* [Data]:
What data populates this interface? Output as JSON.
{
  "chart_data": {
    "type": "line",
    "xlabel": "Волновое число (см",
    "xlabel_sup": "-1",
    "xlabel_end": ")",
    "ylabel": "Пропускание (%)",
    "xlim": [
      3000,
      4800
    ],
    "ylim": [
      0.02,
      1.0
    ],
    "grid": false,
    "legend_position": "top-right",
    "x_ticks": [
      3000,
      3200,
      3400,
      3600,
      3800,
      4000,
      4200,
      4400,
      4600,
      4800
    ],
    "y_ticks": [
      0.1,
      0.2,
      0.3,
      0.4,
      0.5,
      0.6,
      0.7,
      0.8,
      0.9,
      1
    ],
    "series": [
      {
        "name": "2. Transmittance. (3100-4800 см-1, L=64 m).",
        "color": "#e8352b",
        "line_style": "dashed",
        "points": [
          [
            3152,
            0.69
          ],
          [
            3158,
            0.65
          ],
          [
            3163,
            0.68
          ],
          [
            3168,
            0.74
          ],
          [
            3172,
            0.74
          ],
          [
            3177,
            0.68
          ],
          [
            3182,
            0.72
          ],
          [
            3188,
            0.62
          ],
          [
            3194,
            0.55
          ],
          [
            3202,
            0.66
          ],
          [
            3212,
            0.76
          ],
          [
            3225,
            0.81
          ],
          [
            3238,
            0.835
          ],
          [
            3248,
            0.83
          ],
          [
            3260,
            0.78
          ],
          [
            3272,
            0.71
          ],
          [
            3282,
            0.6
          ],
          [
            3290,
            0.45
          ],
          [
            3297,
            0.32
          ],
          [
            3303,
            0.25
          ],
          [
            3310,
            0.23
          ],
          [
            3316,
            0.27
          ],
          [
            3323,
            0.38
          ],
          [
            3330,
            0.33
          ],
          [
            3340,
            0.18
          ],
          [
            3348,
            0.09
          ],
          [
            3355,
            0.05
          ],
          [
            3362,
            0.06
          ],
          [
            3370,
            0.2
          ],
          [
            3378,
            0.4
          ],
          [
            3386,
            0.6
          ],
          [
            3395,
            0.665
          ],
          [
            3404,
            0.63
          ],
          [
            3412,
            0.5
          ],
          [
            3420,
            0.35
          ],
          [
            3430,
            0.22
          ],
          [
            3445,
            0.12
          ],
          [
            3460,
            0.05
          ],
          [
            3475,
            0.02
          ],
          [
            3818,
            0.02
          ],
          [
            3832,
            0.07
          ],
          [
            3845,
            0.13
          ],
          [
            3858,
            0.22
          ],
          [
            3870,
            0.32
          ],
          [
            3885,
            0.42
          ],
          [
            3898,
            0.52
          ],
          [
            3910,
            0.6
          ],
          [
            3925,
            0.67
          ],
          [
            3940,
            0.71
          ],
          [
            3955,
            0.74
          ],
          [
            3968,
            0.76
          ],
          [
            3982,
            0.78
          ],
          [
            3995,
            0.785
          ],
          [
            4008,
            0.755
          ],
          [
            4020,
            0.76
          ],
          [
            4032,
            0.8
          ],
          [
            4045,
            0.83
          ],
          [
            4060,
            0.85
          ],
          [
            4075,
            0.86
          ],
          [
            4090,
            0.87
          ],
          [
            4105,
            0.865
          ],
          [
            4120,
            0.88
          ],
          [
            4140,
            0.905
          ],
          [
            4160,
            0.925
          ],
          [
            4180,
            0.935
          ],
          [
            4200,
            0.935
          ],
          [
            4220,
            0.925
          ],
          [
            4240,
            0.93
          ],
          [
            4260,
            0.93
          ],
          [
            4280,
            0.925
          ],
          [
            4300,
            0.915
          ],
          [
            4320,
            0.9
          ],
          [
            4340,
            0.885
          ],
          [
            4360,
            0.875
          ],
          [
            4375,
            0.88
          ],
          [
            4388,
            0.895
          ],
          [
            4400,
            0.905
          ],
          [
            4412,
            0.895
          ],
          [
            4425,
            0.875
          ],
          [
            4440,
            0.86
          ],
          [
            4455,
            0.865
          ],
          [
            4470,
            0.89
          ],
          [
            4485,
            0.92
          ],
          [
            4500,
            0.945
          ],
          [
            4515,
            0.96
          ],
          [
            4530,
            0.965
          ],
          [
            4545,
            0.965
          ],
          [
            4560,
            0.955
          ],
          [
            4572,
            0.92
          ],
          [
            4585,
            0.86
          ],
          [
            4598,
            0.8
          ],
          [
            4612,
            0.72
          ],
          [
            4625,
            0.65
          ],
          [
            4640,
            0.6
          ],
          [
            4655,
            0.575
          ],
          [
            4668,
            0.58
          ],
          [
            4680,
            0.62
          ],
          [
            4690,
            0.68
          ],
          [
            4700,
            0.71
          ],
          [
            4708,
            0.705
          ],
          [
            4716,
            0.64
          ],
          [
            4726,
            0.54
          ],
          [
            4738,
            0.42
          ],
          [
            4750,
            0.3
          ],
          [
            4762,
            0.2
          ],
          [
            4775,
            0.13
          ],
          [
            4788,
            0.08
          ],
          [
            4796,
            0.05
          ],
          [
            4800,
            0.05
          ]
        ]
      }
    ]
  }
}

* [Written exercise]: Every line of the records above needs to be given again exactly.

* [Output]:
What data populates this interface? Output as JSON.
{
  "chart_data": {
    "type": "line",
    "xlabel": "Волновое число (см",
    "xlabel_sup": "-1",
    "xlabel_end": ")",
    "ylabel": "Пропускание (%)",
    "xlim": [
      3000,
      4800
    ],
    "ylim": [
      0.02,
      1.0
    ],
    "grid": false,
    "legend_position": "top-right",
    "x_ticks": [
      3000,
      3200,
      3400,
      3600,
      3800,
      4000,
      4200,
      4400,
      4600,
      4800
    ],
    "y_ticks": [
      0.1,
      0.2,
      0.3,
      0.4,
      0.5,
      0.6,
      0.7,
      0.8,
      0.9,
      1
    ],
    "series": [
      {
        "name": "2. Transmittance. (3100-4800 см-1, L=64 m).",
        "color": "#e8352b",
        "line_style": "dashed",
        "points": [
          [
            3152,
            0.69
          ],
          [
            3158,
            0.65
          ],
          [
            3163,
            0.68
          ],
          [
            3168,
            0.74
          ],
          [
            3172,
            0.74
          ],
          [
            3177,
            0.68
          ],
          [
            3182,
            0.72
          ],
          [
            3188,
            0.62
          ],
          [
            3194,
            0.55
          ],
          [
            3202,
            0.66
          ],
          [
            3212,
            0.76
          ],
          [
            3225,
            0.81
          ],
          [
            3238,
            0.835
          ],
          [
            3248,
            0.83
          ],
          [
            3260,
            0.78
          ],
          [
            3272,
            0.71
          ],
          [
            3282,
            0.6
          ],
          [
            3290,
            0.45
          ],
          [
            3297,
            0.32
          ],
          [
            3303,
            0.25
          ],
          [
            3310,
            0.23
          ],
          [
            3316,
            0.27
          ],
          [
            3323,
            0.38
          ],
          [
            3330,
            0.33
          ],
          [
            3340,
            0.18
          ],
          [
            3348,
            0.09
          ],
          [
            3355,
            0.05
          ],
          [
            3362,
            0.06
          ],
          [
            3370,
            0.2
          ],
          [
            3378,
            0.4
          ],
          [
            3386,
            0.6
          ],
          [
            3395,
            0.665
          ],
          [
            3404,
            0.63
          ],
          [
            3412,
            0.5
          ],
          [
            3420,
            0.35
          ],
          [
            3430,
            0.22
          ],
          [
            3445,
            0.12
          ],
          [
            3460,
            0.05
          ],
          [
            3475,
            0.02
          ],
          [
            3818,
            0.02
          ],
          [
            3832,
            0.07
          ],
          [
            3845,
            0.13
          ],
          [
            3858,
            0.22
          ],
          [
            3870,
            0.32
          ],
          [
            3885,
            0.42
          ],
          [
            3898,
            0.52
          ],
          [
            3910,
            0.6
          ],
          [
            3925,
            0.67
          ],
          [
            3940,
            0.71
          ],
          [
            3955,
            0.74
          ],
          [
            3968,
            0.76
          ],
          [
            3982,
            0.78
          ],
          [
            3995,
            0.785
          ],
          [
            4008,
            0.755
          ],
          [
            4020,
            0.76
          ],
          [
            4032,
            0.8
          ],
          [
            4045,
            0.83
          ],
          [
            4060,
            0.85
          ],
          [
            4075,
            0.86
          ],
          [
            4090,
            0.87
          ],
          [
            4105,
            0.865
          ],
          [
            4120,
            0.88
          ],
          [
            4140,
            0.905
          ],
          [
            4160,
            0.925
          ],
          [
            4180,
            0.935
          ],
          [
            4200,
            0.935
          ],
          [
            4220,
            0.925
          ],
          [
            4240,
            0.93
          ],
          [
            4260,
            0.93
          ],
          [
            4280,
            0.925
          ],
          [
            4300,
            0.915
          ],
          [
            4320,
            0.9
          ],
          [
            4340,
            0.885
          ],
          [
            4360,
            0.875
          ],
          [
            4375,
            0.88
          ],
          [
            4388,
            0.895
          ],
          [
            4400,
            0.905
          ],
          [
            4412,
            0.895
          ],
          [
            4425,
            0.875
          ],
          [
            4440,
            0.86
          ],
          [
            4455,
            0.865
          ],
          [
            4470,
            0.89
          ],
          [
            4485,
            0.92
          ],
          [
            4500,
            0.945
          ],
          [
            4515,
            0.96
          ],
          [
            4530,
            0.965
          ],
          [
            4545,
            0.965
          ],
          [
            4560,
            0.955
          ],
          [
            4572,
            0.92
          ],
          [
            4585,
            0.86
          ],
          [
            4598,
            0.8
          ],
          [
            4612,
            0.72
          ],
          [
            4625,
            0.65
          ],
          [
            4640,
            0.6
          ],
          [
            4655,
            0.575
          ],
          [
            4668,
            0.58
          ],
          [
            4680,
            0.62
          ],
          [
            4690,
            0.68
          ],
          [
            4700,
            0.71
          ],
          [
            4708,
            0.705
          ],
          [
            4716,
            0.64
          ],
          [
            4726,
            0.54
          ],
          [
            4738,
            0.42
          ],
          [
            4750,
            0.3
          ],
          [
            4762,
            0.2
          ],
          [
            4775,
            0.13
          ],
          [
            4788,
            0.08
          ],
          [
            4796,
            0.05
          ],
          [
            4800,
            0.05
          ]
        ]
      }
    ]
  }
}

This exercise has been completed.